Copy the data that follows exactly. Include no pictures.

### Data in this exercise ###

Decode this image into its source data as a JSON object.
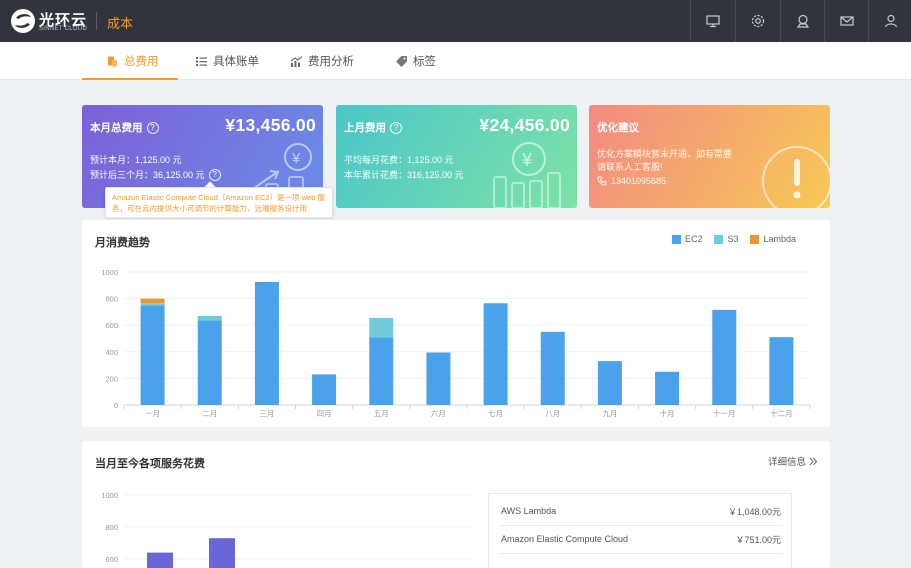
{
  "app": {
    "logo_text": "光环云",
    "logo_sub": "SINNET CLOUD",
    "section_title": "成本"
  },
  "top_icons": [
    "monitor-icon",
    "gear-icon",
    "support-icon",
    "mail-icon",
    "user-icon"
  ],
  "tabs": [
    {
      "label": "总费用",
      "icon": "coins-icon",
      "active": true
    },
    {
      "label": "具体账单",
      "icon": "list-icon",
      "active": false
    },
    {
      "label": "费用分析",
      "icon": "trend-icon",
      "active": false
    },
    {
      "label": "标签",
      "icon": "tag-icon",
      "active": false
    }
  ],
  "cards": {
    "month": {
      "title": "本月总费用",
      "amount": "¥13,456.00",
      "line1": "预计本月：1,125.00 元",
      "line2": "预计后三个月：36,125.00 元"
    },
    "last_month": {
      "title": "上月费用",
      "amount": "¥24,456.00",
      "line1": "平均每月花费：1,125.00 元",
      "line2": "本年累计花费：316,125.00 元"
    },
    "advice": {
      "title": "优化建议",
      "line1": "优化方案模块暂未开通，如有需要",
      "line2": "请联系人工客服!",
      "phone": "13401095685"
    }
  },
  "tooltip": {
    "text": "Amazon Elastic Compute Cloud（Amazon EC2）是一项 web 服务，可在云内提供大小可调节的计算能力，远端服务设计用"
  },
  "colors": {
    "accent": "#f29a2e",
    "ec2": "#4aa3ea",
    "s3": "#6fcbdc",
    "lambda": "#e8963a",
    "bar2": "#6a66d8"
  },
  "chart_data": [
    {
      "type": "bar",
      "title": "月消费趋势",
      "categories": [
        "一月",
        "二月",
        "三月",
        "四月",
        "五月",
        "六月",
        "七月",
        "八月",
        "九月",
        "十月",
        "十一月",
        "十二月"
      ],
      "series": [
        {
          "name": "EC2",
          "values": [
            750,
            635,
            925,
            230,
            510,
            395,
            765,
            550,
            330,
            250,
            715,
            510
          ]
        },
        {
          "name": "S3",
          "values": [
            15,
            35,
            0,
            0,
            145,
            0,
            0,
            0,
            0,
            0,
            0,
            0
          ]
        },
        {
          "name": "Lambda",
          "values": [
            35,
            0,
            0,
            0,
            0,
            0,
            0,
            0,
            0,
            0,
            0,
            0
          ]
        }
      ],
      "stacked": true,
      "yticks": [
        "0",
        "200",
        "400",
        "600",
        "800",
        "1000"
      ],
      "ylim": [
        0,
        1000
      ],
      "legend": "top-right",
      "grid": true
    },
    {
      "type": "bar",
      "title": "当月至今各项服务花费",
      "categories": [
        "",
        ""
      ],
      "values": [
        640,
        730
      ],
      "yticks": [
        "600",
        "800",
        "1000"
      ],
      "ylim": [
        0,
        1000
      ],
      "grid": true
    }
  ],
  "services_panel": {
    "title": "当月至今各项服务花费",
    "detail_label": "详细信息",
    "rows": [
      {
        "name": "AWS Lambda",
        "amount": "￥1,048.00元"
      },
      {
        "name": "Amazon Elastic Compute Cloud",
        "amount": "￥751.00元"
      }
    ]
  }
}
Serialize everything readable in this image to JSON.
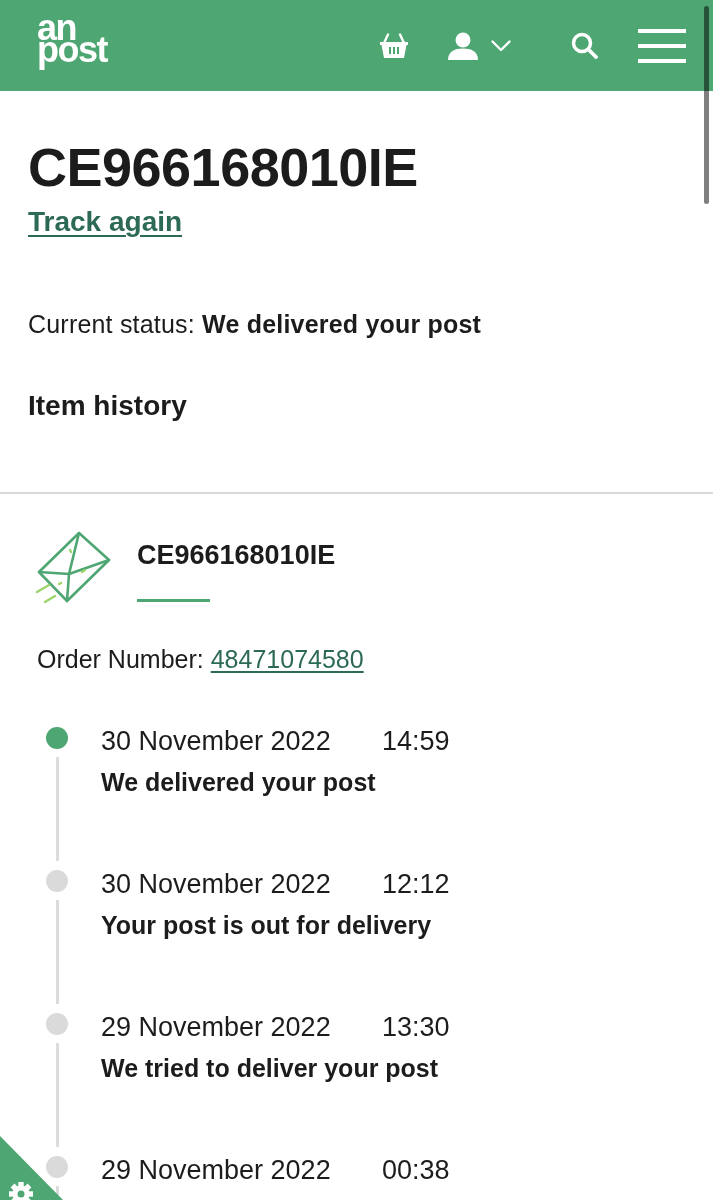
{
  "header": {
    "logo": [
      "an",
      "post"
    ]
  },
  "tracking": {
    "number": "CE966168010IE",
    "track_again": "Track again",
    "current_status": "Current status: **We delivered your post**",
    "section_title": "Item history"
  },
  "item": {
    "number": "CE966168010IE",
    "order_label": "Order Number:",
    "order_number": "48471074580"
  },
  "events": [
    {
      "date": "30 November 2022",
      "time": "14:59",
      "description": "We delivered your post",
      "current": true
    },
    {
      "date": "30 November 2022",
      "time": "12:12",
      "description": "Your post is out for delivery",
      "current": false
    },
    {
      "date": "29 November 2022",
      "time": "13:30",
      "description": "We tried to deliver your post",
      "current": false
    },
    {
      "date": "29 November 2022",
      "time": "00:38",
      "current": false
    }
  ]
}
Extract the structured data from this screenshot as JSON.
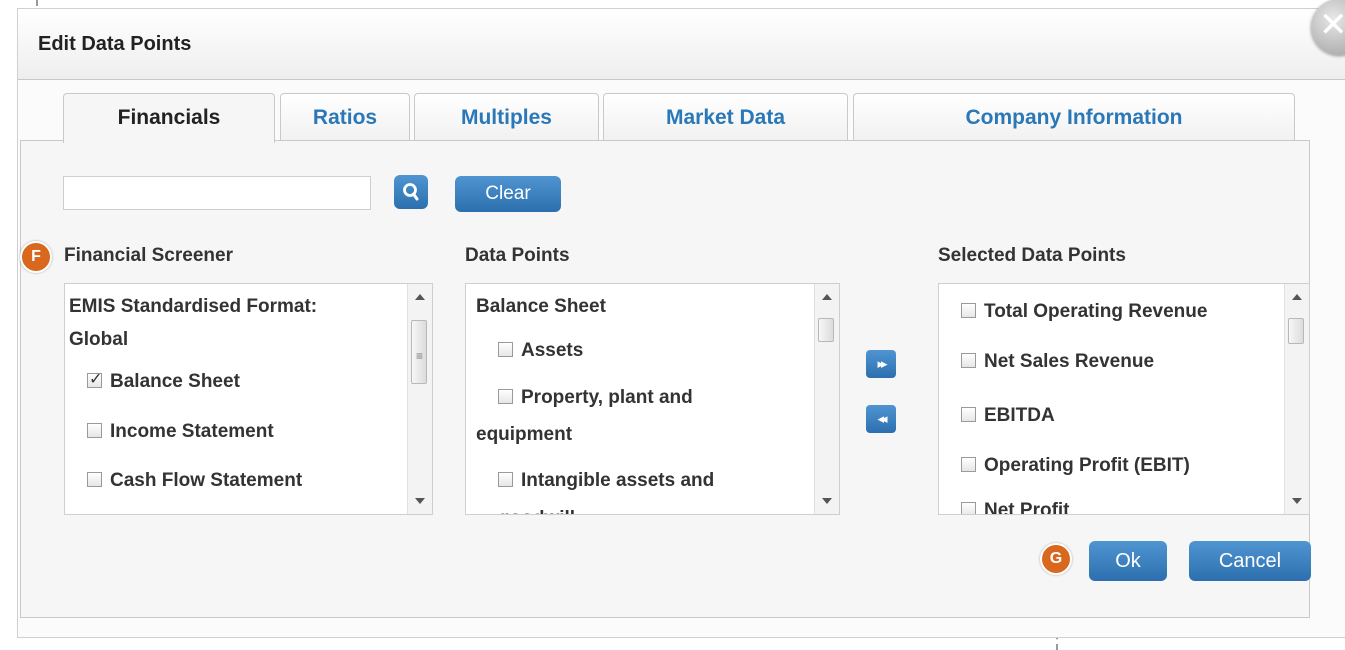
{
  "dialog": {
    "title": "Edit Data Points"
  },
  "tabs": [
    {
      "label": "Financials",
      "active": true
    },
    {
      "label": "Ratios"
    },
    {
      "label": "Multiples"
    },
    {
      "label": "Market Data"
    },
    {
      "label": "Company Information"
    }
  ],
  "search": {
    "value": "",
    "clear_label": "Clear"
  },
  "financial_screener": {
    "label": "Financial Screener",
    "items": [
      {
        "label": "EMIS Standardised Format:"
      },
      {
        "label": "Global"
      },
      {
        "label": "Balance Sheet",
        "checked": true
      },
      {
        "label": "Income Statement",
        "checked": false
      },
      {
        "label": "Cash Flow Statement",
        "checked": false
      }
    ]
  },
  "data_points": {
    "label": "Data Points",
    "items": [
      {
        "label": "Balance Sheet"
      },
      {
        "label": "Assets",
        "checked": false
      },
      {
        "label": "Property, plant and",
        "checked": false
      },
      {
        "label": "equipment"
      },
      {
        "label": "Intangible assets and",
        "checked": false
      },
      {
        "label": "goodwill",
        "checked": false
      }
    ]
  },
  "selected_data_points": {
    "label": "Selected Data Points",
    "items": [
      {
        "label": "Total Operating Revenue",
        "checked": false
      },
      {
        "label": "Net Sales Revenue",
        "checked": false
      },
      {
        "label": "EBITDA",
        "checked": false
      },
      {
        "label": "Operating Profit (EBIT)",
        "checked": false
      },
      {
        "label": "Net Profit",
        "checked": false
      }
    ]
  },
  "buttons": {
    "ok": "Ok",
    "cancel": "Cancel"
  },
  "markers": {
    "f": "F",
    "g": "G"
  },
  "colors": {
    "accent": "#2d6fae",
    "tab_text": "#2a78b8",
    "marker": "#d9681e"
  }
}
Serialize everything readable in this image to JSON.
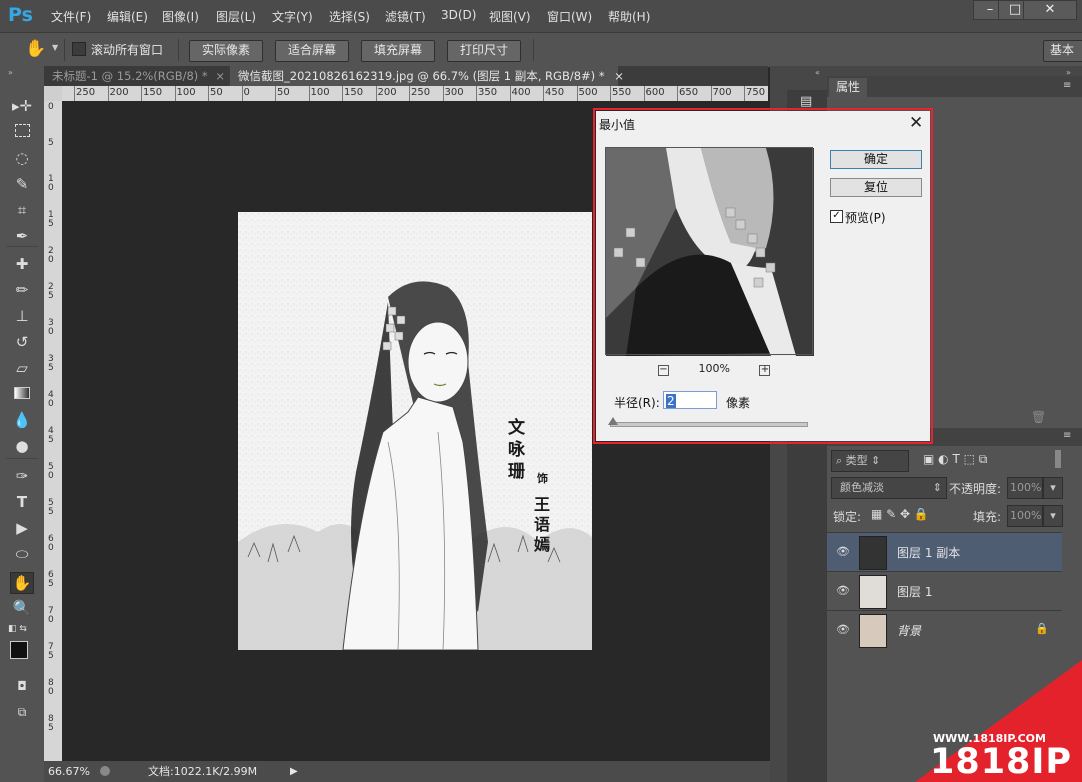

###

# Solution to the exercise
Decode this image into its source data as a JSON object.
{
  "app": {
    "logo_text": "光环云",
    "logo_sub": "SINNET CLOUD",
    "section_title": "成本"
  },
  "top_icons": [
    "monitor-icon",
    "gear-icon",
    "support-icon",
    "mail-icon",
    "user-icon"
  ],
  "tabs": [
    {
      "label": "总费用",
      "icon": "coins-icon",
      "active": true
    },
    {
      "label": "具体账单",
      "icon": "list-icon",
      "active": false
    },
    {
      "label": "费用分析",
      "icon": "trend-icon",
      "active": false
    },
    {
      "label": "标签",
      "icon": "tag-icon",
      "active": false
    }
  ],
  "cards": {
    "month": {
      "title": "本月总费用",
      "amount": "¥13,456.00",
      "line1": "预计本月：1,125.00 元",
      "line2": "预计后三个月：36,125.00 元"
    },
    "last_month": {
      "title": "上月费用",
      "amount": "¥24,456.00",
      "line1": "平均每月花费：1,125.00 元",
      "line2": "本年累计花费：316,125.00 元"
    },
    "advice": {
      "title": "优化建议",
      "line1": "优化方案模块暂未开通，如有需要",
      "line2": "请联系人工客服!",
      "phone": "13401095685"
    }
  },
  "tooltip": {
    "text": "Amazon Elastic Compute Cloud（Amazon EC2）是一项 web 服务，可在云内提供大小可调节的计算能力，远端服务设计用"
  },
  "colors": {
    "accent": "#f29a2e",
    "ec2": "#4aa3ea",
    "s3": "#6fcbdc",
    "lambda": "#e8963a",
    "bar2": "#6a66d8"
  },
  "chart_data": [
    {
      "type": "bar",
      "title": "月消费趋势",
      "categories": [
        "一月",
        "二月",
        "三月",
        "四月",
        "五月",
        "六月",
        "七月",
        "八月",
        "九月",
        "十月",
        "十一月",
        "十二月"
      ],
      "series": [
        {
          "name": "EC2",
          "values": [
            750,
            635,
            925,
            230,
            510,
            395,
            765,
            550,
            330,
            250,
            715,
            510
          ]
        },
        {
          "name": "S3",
          "values": [
            15,
            35,
            0,
            0,
            145,
            0,
            0,
            0,
            0,
            0,
            0,
            0
          ]
        },
        {
          "name": "Lambda",
          "values": [
            35,
            0,
            0,
            0,
            0,
            0,
            0,
            0,
            0,
            0,
            0,
            0
          ]
        }
      ],
      "stacked": true,
      "yticks": [
        "0",
        "200",
        "400",
        "600",
        "800",
        "1000"
      ],
      "ylim": [
        0,
        1000
      ],
      "legend": "top-right",
      "grid": true
    },
    {
      "type": "bar",
      "title": "当月至今各项服务花费",
      "categories": [
        "",
        ""
      ],
      "values": [
        640,
        730
      ],
      "yticks": [
        "600",
        "800",
        "1000"
      ],
      "ylim": [
        0,
        1000
      ],
      "grid": true
    }
  ],
  "services_panel": {
    "title": "当月至今各项服务花费",
    "detail_label": "详细信息",
    "rows": [
      {
        "name": "AWS Lambda",
        "amount": "￥1,048.00元"
      },
      {
        "name": "Amazon Elastic Compute Cloud",
        "amount": "￥751.00元"
      }
    ]
  }
}
Serialize everything readable in this image to JSON.
{
  "header": {
    "logo": [
      "an",
      "post"
    ]
  },
  "tracking": {
    "number": "CE966168010IE",
    "track_again": "Track again",
    "current_status": "Current status: **We delivered your post**",
    "section_title": "Item history"
  },
  "item": {
    "number": "CE966168010IE",
    "order_label": "Order Number:",
    "order_number": "48471074580"
  },
  "events": [
    {
      "date": "30 November 2022",
      "time": "14:59",
      "description": "We delivered your post",
      "current": true
    },
    {
      "date": "30 November 2022",
      "time": "12:12",
      "description": "Your post is out for delivery",
      "current": false
    },
    {
      "date": "29 November 2022",
      "time": "13:30",
      "description": "We tried to deliver your post",
      "current": false
    },
    {
      "date": "29 November 2022",
      "time": "00:38",
      "current": false
    }
  ]
}
Extract the structured data from this screenshot as JSON.
{
  "dialog": {
    "title": "Edit Data Points"
  },
  "tabs": [
    {
      "label": "Financials",
      "active": true
    },
    {
      "label": "Ratios"
    },
    {
      "label": "Multiples"
    },
    {
      "label": "Market Data"
    },
    {
      "label": "Company Information"
    }
  ],
  "search": {
    "value": "",
    "clear_label": "Clear"
  },
  "financial_screener": {
    "label": "Financial Screener",
    "items": [
      {
        "label": "EMIS Standardised Format:"
      },
      {
        "label": "Global"
      },
      {
        "label": "Balance Sheet",
        "checked": true
      },
      {
        "label": "Income Statement",
        "checked": false
      },
      {
        "label": "Cash Flow Statement",
        "checked": false
      }
    ]
  },
  "data_points": {
    "label": "Data Points",
    "items": [
      {
        "label": "Balance Sheet"
      },
      {
        "label": "Assets",
        "checked": false
      },
      {
        "label": "Property, plant and",
        "checked": false
      },
      {
        "label": "equipment"
      },
      {
        "label": "Intangible assets and",
        "checked": false
      },
      {
        "label": "goodwill",
        "checked": false
      }
    ]
  },
  "selected_data_points": {
    "label": "Selected Data Points",
    "items": [
      {
        "label": "Total Operating Revenue",
        "checked": false
      },
      {
        "label": "Net Sales Revenue",
        "checked": false
      },
      {
        "label": "EBITDA",
        "checked": false
      },
      {
        "label": "Operating Profit (EBIT)",
        "checked": false
      },
      {
        "label": "Net Profit",
        "checked": false
      }
    ]
  },
  "buttons": {
    "ok": "Ok",
    "cancel": "Cancel"
  },
  "markers": {
    "f": "F",
    "g": "G"
  },
  "colors": {
    "accent": "#2d6fae",
    "tab_text": "#2a78b8",
    "marker": "#d9681e"
  }
}
Serialize everything readable in this image to JSON.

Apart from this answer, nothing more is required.